WORK TO DO:
Pick out all lines of the entries that include the word "DeepRecSched" and copy them.
## Begin MATERIAL PROVIDED
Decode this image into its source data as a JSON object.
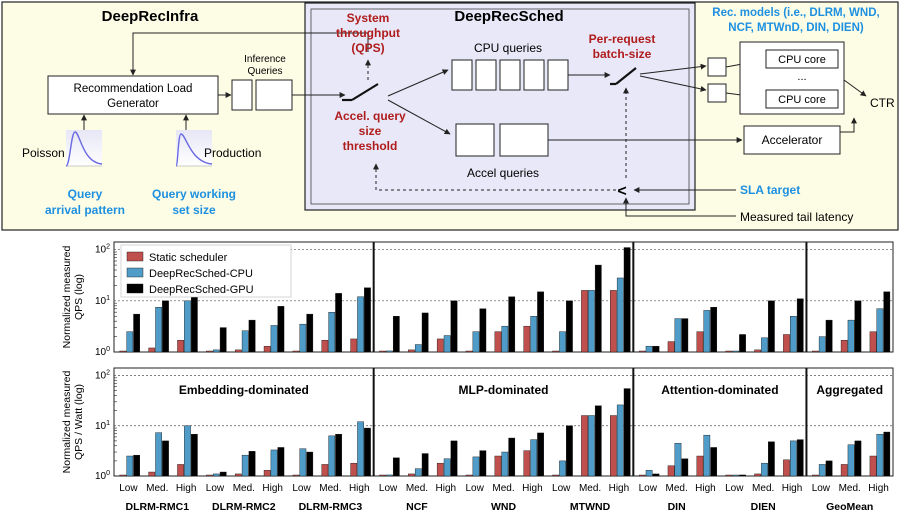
{
  "top": {
    "infra_title": "DeepRecInfra",
    "sched_title": "DeepRecSched",
    "load_gen_line1": "Recommendation Load",
    "load_gen_line2": "Generator",
    "inference_queries_line1": "Inference",
    "inference_queries_line2": "Queries",
    "poisson": "Poisson",
    "production": "Production",
    "query_arrival_line1": "Query",
    "query_arrival_line2": "arrival pattern",
    "query_working_line1": "Query working",
    "query_working_line2": "set size",
    "throughput_line1": "System",
    "throughput_line2": "throughput",
    "throughput_line3": "(QPS)",
    "cpu_queries": "CPU queries",
    "accel_queries": "Accel queries",
    "accel_thresh_line1": "Accel. query",
    "accel_thresh_line2": "size",
    "accel_thresh_line3": "threshold",
    "per_request_line1": "Per-request",
    "per_request_line2": "batch-size",
    "rec_models_line1": "Rec. models (i.e., DLRM, WND,",
    "rec_models_line2": "NCF, MTWnD, DIN, DIEN)",
    "cpu_core": "CPU core",
    "ellipsis": "...",
    "ctr": "CTR",
    "accelerator": "Accelerator",
    "sla_target": "SLA  target",
    "measured_tail": "Measured tail latency",
    "less_than": "<"
  },
  "colors": {
    "static": "#c0504d",
    "cpu": "#4f9cc9",
    "gpu": "#000000",
    "infra_bg": "#fdfde6",
    "sched_bg": "#e8e8f8",
    "red_text": "#b01c1c",
    "blue_text": "#1e90e0"
  },
  "chart_data": {
    "type": "bar",
    "legend": [
      "Static scheduler",
      "DeepRecSched-CPU",
      "DeepRecSched-GPU"
    ],
    "models": [
      "DLRM-RMC1",
      "DLRM-RMC2",
      "DLRM-RMC3",
      "NCF",
      "WND",
      "MTWND",
      "DIN",
      "DIEN",
      "GeoMean"
    ],
    "loads": [
      "Low",
      "Med.",
      "High"
    ],
    "region_labels": [
      "Embedding-dominated",
      "MLP-dominated",
      "Attention-dominated",
      "Aggregated"
    ],
    "top_ylabel_line1": "Normalized measured",
    "top_ylabel_line2": "QPS (log)",
    "bottom_ylabel_line1": "Normalized measured",
    "bottom_ylabel_line2": "QPS / Watt (log)",
    "yticks": [
      "10^0",
      "10^1",
      "10^2"
    ],
    "ylim": [
      1,
      100
    ],
    "y_scale": "log",
    "qps": [
      [
        [
          1,
          2.5,
          5.5
        ],
        [
          1.2,
          7.5,
          10
        ],
        [
          1.7,
          10,
          14
        ]
      ],
      [
        [
          1,
          1.1,
          3
        ],
        [
          1.1,
          2.6,
          4.2
        ],
        [
          1.3,
          3.3,
          7.8
        ]
      ],
      [
        [
          1,
          3.5,
          5.5
        ],
        [
          1.7,
          6,
          14
        ],
        [
          1.8,
          12,
          18
        ]
      ],
      [
        [
          1,
          1.05,
          5
        ],
        [
          1.1,
          1.4,
          5.8
        ],
        [
          1.8,
          2.1,
          10
        ]
      ],
      [
        [
          1,
          2.5,
          7
        ],
        [
          2.5,
          3.2,
          12
        ],
        [
          3.2,
          5,
          15
        ]
      ],
      [
        [
          1,
          2.5,
          10
        ],
        [
          16,
          16,
          50
        ],
        [
          16,
          28,
          110
        ]
      ],
      [
        [
          1,
          1.3,
          1.3
        ],
        [
          1.6,
          4.5,
          4.5
        ],
        [
          2.5,
          6.5,
          7.5
        ]
      ],
      [
        [
          1,
          1,
          2.2
        ],
        [
          1.1,
          1.9,
          10
        ],
        [
          2.2,
          5,
          11
        ]
      ],
      [
        [
          1,
          2,
          4.2
        ],
        [
          1.7,
          4.2,
          10
        ],
        [
          2.5,
          7,
          15
        ]
      ]
    ],
    "qps_watt": [
      [
        [
          1,
          2.5,
          2.6
        ],
        [
          1.2,
          7.3,
          5
        ],
        [
          1.7,
          10,
          6.8
        ]
      ],
      [
        [
          1,
          1.1,
          1.2
        ],
        [
          1.1,
          2.6,
          3.1
        ],
        [
          1.3,
          3.3,
          3.7
        ]
      ],
      [
        [
          1,
          3.5,
          3
        ],
        [
          1.7,
          6.3,
          6.8
        ],
        [
          1.8,
          12,
          9
        ]
      ],
      [
        [
          1,
          1.05,
          2.3
        ],
        [
          1.1,
          1.4,
          2.8
        ],
        [
          1.8,
          2.2,
          5
        ]
      ],
      [
        [
          1,
          2.4,
          3.2
        ],
        [
          2.5,
          3,
          5.7
        ],
        [
          3.2,
          5.3,
          7.2
        ]
      ],
      [
        [
          1,
          2,
          10
        ],
        [
          16,
          16,
          25
        ],
        [
          16,
          26,
          55
        ]
      ],
      [
        [
          1,
          1.3,
          1.1
        ],
        [
          1.6,
          4.5,
          2.2
        ],
        [
          2.5,
          6.5,
          3.7
        ]
      ],
      [
        [
          1,
          1,
          1.05
        ],
        [
          1.1,
          1.8,
          4.8
        ],
        [
          2.1,
          5,
          5.3
        ]
      ],
      [
        [
          1,
          1.7,
          2
        ],
        [
          1.7,
          4.2,
          5
        ],
        [
          2.5,
          6.8,
          7.5
        ]
      ]
    ]
  }
}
## End MATERIAL PROVIDED
SOLVED PROBLEM:
    "sched_title": "DeepRecSched",
      "DeepRecSched-CPU",
      "DeepRecSched-GPU"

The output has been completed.